■ EXTRACTED INFORMATION ■

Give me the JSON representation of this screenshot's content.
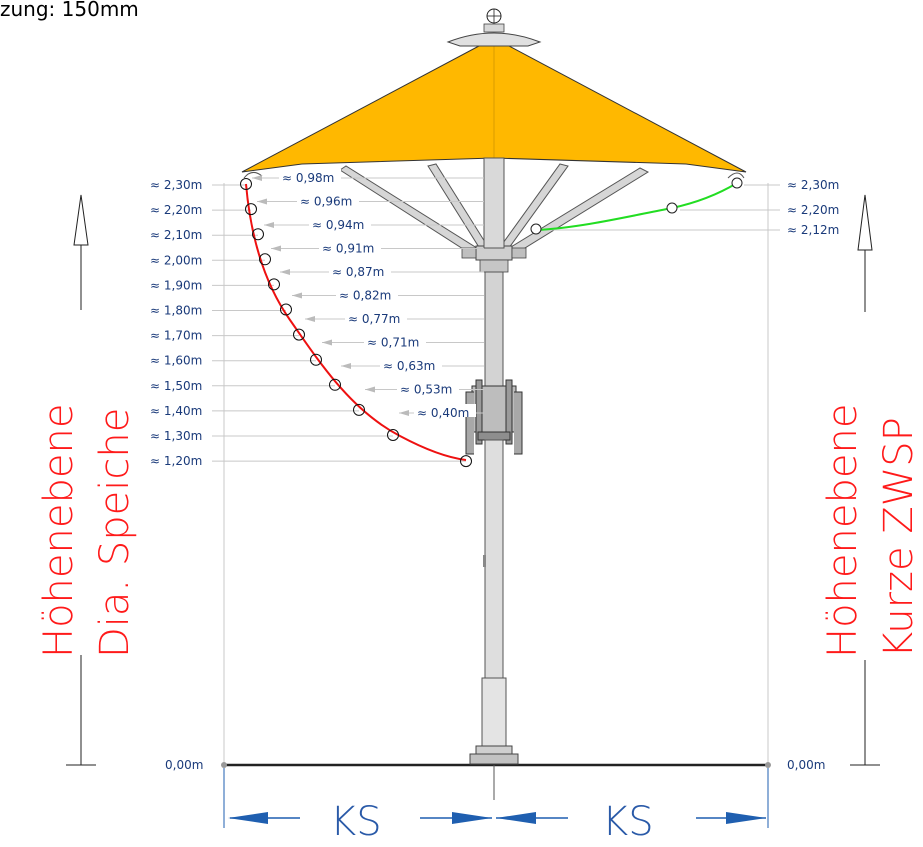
{
  "header_fragment": "zung: 150mm",
  "left": {
    "title_line1": "Höhenebene",
    "title_line2": "Dia. Speiche",
    "height_labels": [
      "≈ 2,30m",
      "≈ 2,20m",
      "≈ 2,10m",
      "≈ 2,00m",
      "≈ 1,90m",
      "≈ 1,80m",
      "≈ 1,70m",
      "≈ 1,60m",
      "≈ 1,50m",
      "≈ 1,40m",
      "≈ 1,30m",
      "≈ 1,20m"
    ],
    "distance_labels": [
      "≈ 0,98m",
      "≈ 0,96m",
      "≈ 0,94m",
      "≈ 0,91m",
      "≈ 0,87m",
      "≈ 0,82m",
      "≈ 0,77m",
      "≈ 0,71m",
      "≈ 0,63m",
      "≈ 0,53m",
      "≈ 0,40m"
    ],
    "ground_label": "0,00m"
  },
  "right": {
    "title_line1": "Höhenebene",
    "title_line2": "Kurze ZWSP",
    "height_labels": [
      "≈ 2,30m",
      "≈ 2,20m",
      "≈ 2,12m"
    ],
    "ground_label": "0,00m"
  },
  "bottom": {
    "left_label": "KS",
    "right_label": "KS"
  },
  "colors": {
    "canopy": "#ffb800",
    "diagonal_curve": "#ee1111",
    "short_curve": "#22dd22",
    "dimension_text": "#1a3a7a",
    "title_text": "#ff1a1a",
    "ks_arrows": "#1f5fb0"
  }
}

■ INSTRUCTION ■
Above are the records; reproduce them exactly and leave out the pictures.

■ TASK ANSWER ■
Give me the JSON representation of this screenshot's content.
{
  "header_fragment": "zung: 150mm",
  "left": {
    "title_line1": "Höhenebene",
    "title_line2": "Dia. Speiche",
    "height_labels": [
      "≈ 2,30m",
      "≈ 2,20m",
      "≈ 2,10m",
      "≈ 2,00m",
      "≈ 1,90m",
      "≈ 1,80m",
      "≈ 1,70m",
      "≈ 1,60m",
      "≈ 1,50m",
      "≈ 1,40m",
      "≈ 1,30m",
      "≈ 1,20m"
    ],
    "distance_labels": [
      "≈ 0,98m",
      "≈ 0,96m",
      "≈ 0,94m",
      "≈ 0,91m",
      "≈ 0,87m",
      "≈ 0,82m",
      "≈ 0,77m",
      "≈ 0,71m",
      "≈ 0,63m",
      "≈ 0,53m",
      "≈ 0,40m"
    ],
    "ground_label": "0,00m"
  },
  "right": {
    "title_line1": "Höhenebene",
    "title_line2": "Kurze ZWSP",
    "height_labels": [
      "≈ 2,30m",
      "≈ 2,20m",
      "≈ 2,12m"
    ],
    "ground_label": "0,00m"
  },
  "bottom": {
    "left_label": "KS",
    "right_label": "KS"
  },
  "colors": {
    "canopy": "#ffb800",
    "diagonal_curve": "#ee1111",
    "short_curve": "#22dd22",
    "dimension_text": "#1a3a7a",
    "title_text": "#ff1a1a",
    "ks_arrows": "#1f5fb0"
  }
}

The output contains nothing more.